[start]

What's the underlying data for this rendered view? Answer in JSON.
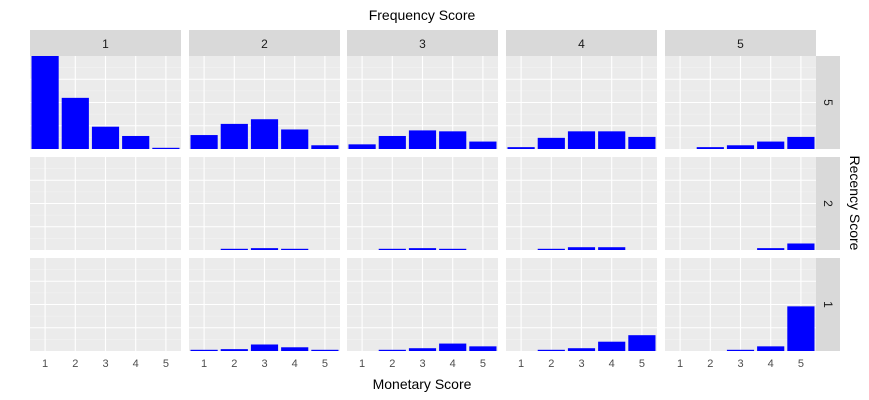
{
  "chart_data": {
    "type": "bar",
    "title": "Frequency Score",
    "xlabel": "Monetary Score",
    "right_label": "Recency Score",
    "col_facets": [
      "1",
      "2",
      "3",
      "4",
      "5"
    ],
    "row_facets": [
      "5",
      "2",
      "1"
    ],
    "x_categories": [
      "1",
      "2",
      "3",
      "4",
      "5"
    ],
    "ylim": [
      0,
      1
    ],
    "grid": true,
    "panels": [
      {
        "recency": "5",
        "frequency": "1",
        "values": [
          1.0,
          0.55,
          0.24,
          0.14,
          0.01
        ]
      },
      {
        "recency": "5",
        "frequency": "2",
        "values": [
          0.15,
          0.27,
          0.32,
          0.21,
          0.04
        ]
      },
      {
        "recency": "5",
        "frequency": "3",
        "values": [
          0.05,
          0.14,
          0.2,
          0.19,
          0.08
        ]
      },
      {
        "recency": "5",
        "frequency": "4",
        "values": [
          0.02,
          0.12,
          0.19,
          0.19,
          0.13
        ]
      },
      {
        "recency": "5",
        "frequency": "5",
        "values": [
          0.0,
          0.02,
          0.04,
          0.08,
          0.13
        ]
      },
      {
        "recency": "2",
        "frequency": "1",
        "values": [
          0.0,
          0.0,
          0.0,
          0.0,
          0.0
        ]
      },
      {
        "recency": "2",
        "frequency": "2",
        "values": [
          0.0,
          0.01,
          0.02,
          0.01,
          0.0
        ]
      },
      {
        "recency": "2",
        "frequency": "3",
        "values": [
          0.0,
          0.01,
          0.02,
          0.01,
          0.0
        ]
      },
      {
        "recency": "2",
        "frequency": "4",
        "values": [
          0.0,
          0.01,
          0.03,
          0.03,
          0.0
        ]
      },
      {
        "recency": "2",
        "frequency": "5",
        "values": [
          0.0,
          0.0,
          0.0,
          0.02,
          0.07
        ]
      },
      {
        "recency": "1",
        "frequency": "1",
        "values": [
          0.0,
          0.0,
          0.0,
          0.0,
          0.0
        ]
      },
      {
        "recency": "1",
        "frequency": "2",
        "values": [
          0.01,
          0.02,
          0.07,
          0.04,
          0.01
        ]
      },
      {
        "recency": "1",
        "frequency": "3",
        "values": [
          0.0,
          0.01,
          0.03,
          0.08,
          0.05
        ]
      },
      {
        "recency": "1",
        "frequency": "4",
        "values": [
          0.0,
          0.01,
          0.03,
          0.1,
          0.17
        ]
      },
      {
        "recency": "1",
        "frequency": "5",
        "values": [
          0.0,
          0.0,
          0.01,
          0.05,
          0.48
        ]
      }
    ],
    "colors": {
      "bar": "#0000ff",
      "panel_bg": "#ebebeb",
      "grid_major": "#ffffff",
      "grid_minor": "#f5f5f5",
      "strip_bg": "#d9d9d9",
      "strip_text": "#1a1a1a",
      "axis_text": "#4d4d4d",
      "title_text": "#000000"
    }
  }
}
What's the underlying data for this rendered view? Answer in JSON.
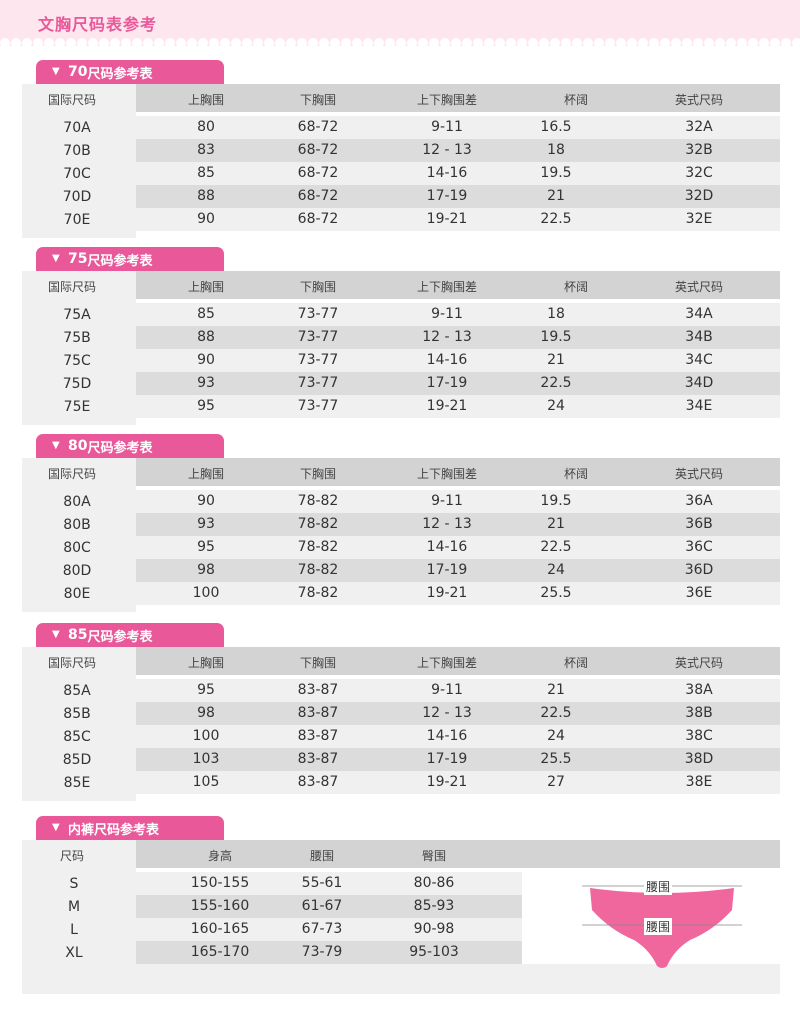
{
  "page_title": "文胸尺码表参考",
  "bra_tables": [
    {
      "tab_num": "70",
      "tab_suffix": "尺码参考表",
      "headers": [
        "国际尺码",
        "上胸围",
        "下胸围",
        "上下胸围差",
        "杯阔",
        "英式尺码"
      ],
      "sizes": [
        "70A",
        "70B",
        "70C",
        "70D",
        "70E"
      ],
      "rows": [
        [
          "80",
          "68-72",
          "9-11",
          "16.5",
          "32A"
        ],
        [
          "83",
          "68-72",
          "12 - 13",
          "18",
          "32B"
        ],
        [
          "85",
          "68-72",
          "14-16",
          "19.5",
          "32C"
        ],
        [
          "88",
          "68-72",
          "17-19",
          "21",
          "32D"
        ],
        [
          "90",
          "68-72",
          "19-21",
          "22.5",
          "32E"
        ]
      ]
    },
    {
      "tab_num": "75",
      "tab_suffix": "尺码参考表",
      "headers": [
        "国际尺码",
        "上胸围",
        "下胸围",
        "上下胸围差",
        "杯阔",
        "英式尺码"
      ],
      "sizes": [
        "75A",
        "75B",
        "75C",
        "75D",
        "75E"
      ],
      "rows": [
        [
          "85",
          "73-77",
          "9-11",
          "18",
          "34A"
        ],
        [
          "88",
          "73-77",
          "12 - 13",
          "19.5",
          "34B"
        ],
        [
          "90",
          "73-77",
          "14-16",
          "21",
          "34C"
        ],
        [
          "93",
          "73-77",
          "17-19",
          "22.5",
          "34D"
        ],
        [
          "95",
          "73-77",
          "19-21",
          "24",
          "34E"
        ]
      ]
    },
    {
      "tab_num": "80",
      "tab_suffix": "尺码参考表",
      "headers": [
        "国际尺码",
        "上胸围",
        "下胸围",
        "上下胸围差",
        "杯阔",
        "英式尺码"
      ],
      "sizes": [
        "80A",
        "80B",
        "80C",
        "80D",
        "80E"
      ],
      "rows": [
        [
          "90",
          "78-82",
          "9-11",
          "19.5",
          "36A"
        ],
        [
          "93",
          "78-82",
          "12 - 13",
          "21",
          "36B"
        ],
        [
          "95",
          "78-82",
          "14-16",
          "22.5",
          "36C"
        ],
        [
          "98",
          "78-82",
          "17-19",
          "24",
          "36D"
        ],
        [
          "100",
          "78-82",
          "19-21",
          "25.5",
          "36E"
        ]
      ]
    },
    {
      "tab_num": "85",
      "tab_suffix": "尺码参考表",
      "headers": [
        "国际尺码",
        "上胸围",
        "下胸围",
        "上下胸围差",
        "杯阔",
        "英式尺码"
      ],
      "sizes": [
        "85A",
        "85B",
        "85C",
        "85D",
        "85E"
      ],
      "rows": [
        [
          "95",
          "83-87",
          "9-11",
          "21",
          "38A"
        ],
        [
          "98",
          "83-87",
          "12 - 13",
          "22.5",
          "38B"
        ],
        [
          "100",
          "83-87",
          "14-16",
          "24",
          "38C"
        ],
        [
          "103",
          "83-87",
          "17-19",
          "25.5",
          "38D"
        ],
        [
          "105",
          "83-87",
          "19-21",
          "27",
          "38E"
        ]
      ]
    }
  ],
  "panty_table": {
    "tab_label": "内裤尺码参考表",
    "headers": [
      "尺码",
      "身高",
      "腰围",
      "臀围"
    ],
    "sizes": [
      "S",
      "M",
      "L",
      "XL"
    ],
    "rows": [
      [
        "150-155",
        "55-61",
        "80-86"
      ],
      [
        "155-160",
        "61-67",
        "85-93"
      ],
      [
        "160-165",
        "67-73",
        "90-98"
      ],
      [
        "165-170",
        "73-79",
        "95-103"
      ]
    ],
    "illustration": {
      "icon": "briefs-diagram-icon",
      "label_top": "腰围",
      "label_middle": "腰围",
      "fill_color": "#f0679e"
    }
  },
  "colors": {
    "accent": "#e9599a",
    "banner_bg": "#fde6ee",
    "header_grey": "#d3d3d3",
    "row_grey": "#dcdcdc",
    "row_light": "#f0f0f0"
  }
}
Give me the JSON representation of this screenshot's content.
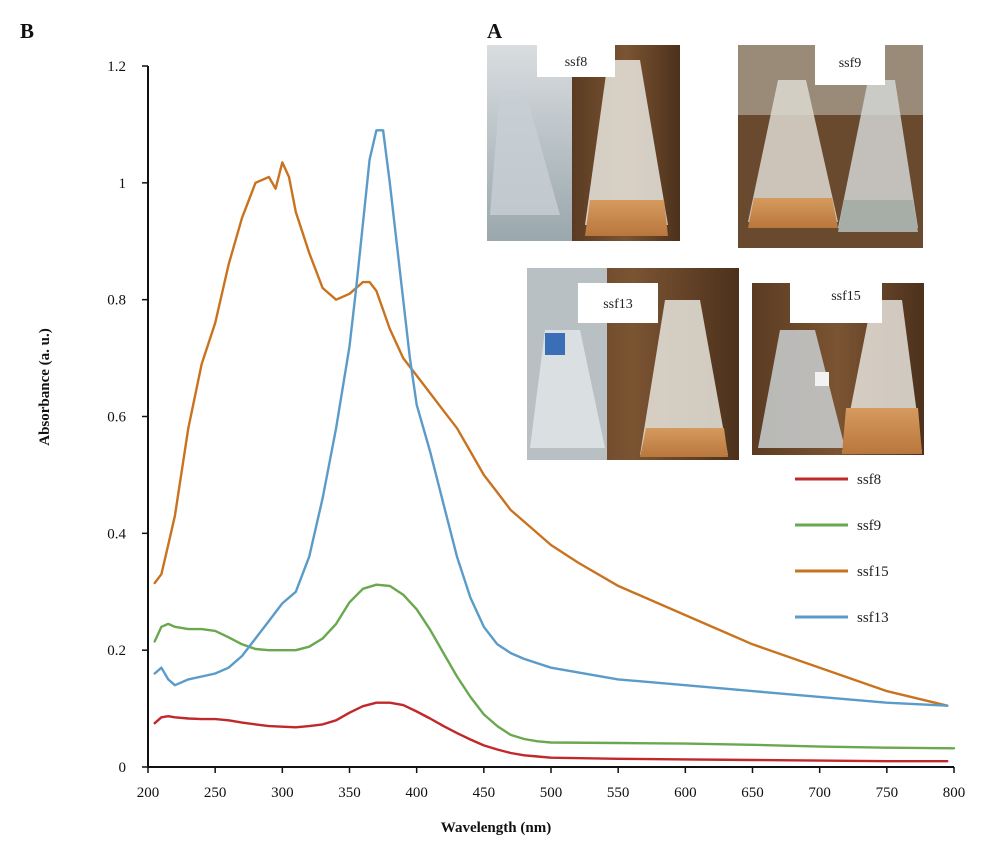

[end]

REQUIREMENT ▸ Repeat the data exactly, excluding the pictures.

EXERCISE RESULT ▸
What's the underlying data for this rendered view? Answer in JSON.
{
  "chart_data": {
    "type": "bar",
    "title": "Frequency Score",
    "xlabel": "Monetary Score",
    "right_label": "Recency Score",
    "col_facets": [
      "1",
      "2",
      "3",
      "4",
      "5"
    ],
    "row_facets": [
      "5",
      "2",
      "1"
    ],
    "x_categories": [
      "1",
      "2",
      "3",
      "4",
      "5"
    ],
    "ylim": [
      0,
      1
    ],
    "grid": true,
    "panels": [
      {
        "recency": "5",
        "frequency": "1",
        "values": [
          1.0,
          0.55,
          0.24,
          0.14,
          0.01
        ]
      },
      {
        "recency": "5",
        "frequency": "2",
        "values": [
          0.15,
          0.27,
          0.32,
          0.21,
          0.04
        ]
      },
      {
        "recency": "5",
        "frequency": "3",
        "values": [
          0.05,
          0.14,
          0.2,
          0.19,
          0.08
        ]
      },
      {
        "recency": "5",
        "frequency": "4",
        "values": [
          0.02,
          0.12,
          0.19,
          0.19,
          0.13
        ]
      },
      {
        "recency": "5",
        "frequency": "5",
        "values": [
          0.0,
          0.02,
          0.04,
          0.08,
          0.13
        ]
      },
      {
        "recency": "2",
        "frequency": "1",
        "values": [
          0.0,
          0.0,
          0.0,
          0.0,
          0.0
        ]
      },
      {
        "recency": "2",
        "frequency": "2",
        "values": [
          0.0,
          0.01,
          0.02,
          0.01,
          0.0
        ]
      },
      {
        "recency": "2",
        "frequency": "3",
        "values": [
          0.0,
          0.01,
          0.02,
          0.01,
          0.0
        ]
      },
      {
        "recency": "2",
        "frequency": "4",
        "values": [
          0.0,
          0.01,
          0.03,
          0.03,
          0.0
        ]
      },
      {
        "recency": "2",
        "frequency": "5",
        "values": [
          0.0,
          0.0,
          0.0,
          0.02,
          0.07
        ]
      },
      {
        "recency": "1",
        "frequency": "1",
        "values": [
          0.0,
          0.0,
          0.0,
          0.0,
          0.0
        ]
      },
      {
        "recency": "1",
        "frequency": "2",
        "values": [
          0.01,
          0.02,
          0.07,
          0.04,
          0.01
        ]
      },
      {
        "recency": "1",
        "frequency": "3",
        "values": [
          0.0,
          0.01,
          0.03,
          0.08,
          0.05
        ]
      },
      {
        "recency": "1",
        "frequency": "4",
        "values": [
          0.0,
          0.01,
          0.03,
          0.1,
          0.17
        ]
      },
      {
        "recency": "1",
        "frequency": "5",
        "values": [
          0.0,
          0.0,
          0.01,
          0.05,
          0.48
        ]
      }
    ],
    "colors": {
      "bar": "#0000ff",
      "panel_bg": "#ebebeb",
      "grid_major": "#ffffff",
      "grid_minor": "#f5f5f5",
      "strip_bg": "#d9d9d9",
      "strip_text": "#1a1a1a",
      "axis_text": "#4d4d4d",
      "title_text": "#000000"
    }
  }
}
What's the underlying data for this rendered view? Answer in JSON.
{
  "page_title": "文胸尺码表参考",
  "bra_tables": [
    {
      "tab_num": "70",
      "tab_suffix": "尺码参考表",
      "headers": [
        "国际尺码",
        "上胸围",
        "下胸围",
        "上下胸围差",
        "杯阔",
        "英式尺码"
      ],
      "sizes": [
        "70A",
        "70B",
        "70C",
        "70D",
        "70E"
      ],
      "rows": [
        [
          "80",
          "68-72",
          "9-11",
          "16.5",
          "32A"
        ],
        [
          "83",
          "68-72",
          "12 - 13",
          "18",
          "32B"
        ],
        [
          "85",
          "68-72",
          "14-16",
          "19.5",
          "32C"
        ],
        [
          "88",
          "68-72",
          "17-19",
          "21",
          "32D"
        ],
        [
          "90",
          "68-72",
          "19-21",
          "22.5",
          "32E"
        ]
      ]
    },
    {
      "tab_num": "75",
      "tab_suffix": "尺码参考表",
      "headers": [
        "国际尺码",
        "上胸围",
        "下胸围",
        "上下胸围差",
        "杯阔",
        "英式尺码"
      ],
      "sizes": [
        "75A",
        "75B",
        "75C",
        "75D",
        "75E"
      ],
      "rows": [
        [
          "85",
          "73-77",
          "9-11",
          "18",
          "34A"
        ],
        [
          "88",
          "73-77",
          "12 - 13",
          "19.5",
          "34B"
        ],
        [
          "90",
          "73-77",
          "14-16",
          "21",
          "34C"
        ],
        [
          "93",
          "73-77",
          "17-19",
          "22.5",
          "34D"
        ],
        [
          "95",
          "73-77",
          "19-21",
          "24",
          "34E"
        ]
      ]
    },
    {
      "tab_num": "80",
      "tab_suffix": "尺码参考表",
      "headers": [
        "国际尺码",
        "上胸围",
        "下胸围",
        "上下胸围差",
        "杯阔",
        "英式尺码"
      ],
      "sizes": [
        "80A",
        "80B",
        "80C",
        "80D",
        "80E"
      ],
      "rows": [
        [
          "90",
          "78-82",
          "9-11",
          "19.5",
          "36A"
        ],
        [
          "93",
          "78-82",
          "12 - 13",
          "21",
          "36B"
        ],
        [
          "95",
          "78-82",
          "14-16",
          "22.5",
          "36C"
        ],
        [
          "98",
          "78-82",
          "17-19",
          "24",
          "36D"
        ],
        [
          "100",
          "78-82",
          "19-21",
          "25.5",
          "36E"
        ]
      ]
    },
    {
      "tab_num": "85",
      "tab_suffix": "尺码参考表",
      "headers": [
        "国际尺码",
        "上胸围",
        "下胸围",
        "上下胸围差",
        "杯阔",
        "英式尺码"
      ],
      "sizes": [
        "85A",
        "85B",
        "85C",
        "85D",
        "85E"
      ],
      "rows": [
        [
          "95",
          "83-87",
          "9-11",
          "21",
          "38A"
        ],
        [
          "98",
          "83-87",
          "12 - 13",
          "22.5",
          "38B"
        ],
        [
          "100",
          "83-87",
          "14-16",
          "24",
          "38C"
        ],
        [
          "103",
          "83-87",
          "17-19",
          "25.5",
          "38D"
        ],
        [
          "105",
          "83-87",
          "19-21",
          "27",
          "38E"
        ]
      ]
    }
  ],
  "panty_table": {
    "tab_label": "内裤尺码参考表",
    "headers": [
      "尺码",
      "身高",
      "腰围",
      "臀围"
    ],
    "sizes": [
      "S",
      "M",
      "L",
      "XL"
    ],
    "rows": [
      [
        "150-155",
        "55-61",
        "80-86"
      ],
      [
        "155-160",
        "61-67",
        "85-93"
      ],
      [
        "160-165",
        "67-73",
        "90-98"
      ],
      [
        "165-170",
        "73-79",
        "95-103"
      ]
    ],
    "illustration": {
      "icon": "briefs-diagram-icon",
      "label_top": "腰围",
      "label_middle": "腰围",
      "fill_color": "#f0679e"
    }
  },
  "colors": {
    "accent": "#e9599a",
    "banner_bg": "#fde6ee",
    "header_grey": "#d3d3d3",
    "row_grey": "#dcdcdc",
    "row_light": "#f0f0f0"
  }
}
Give me the JSON representation of this screenshot's content.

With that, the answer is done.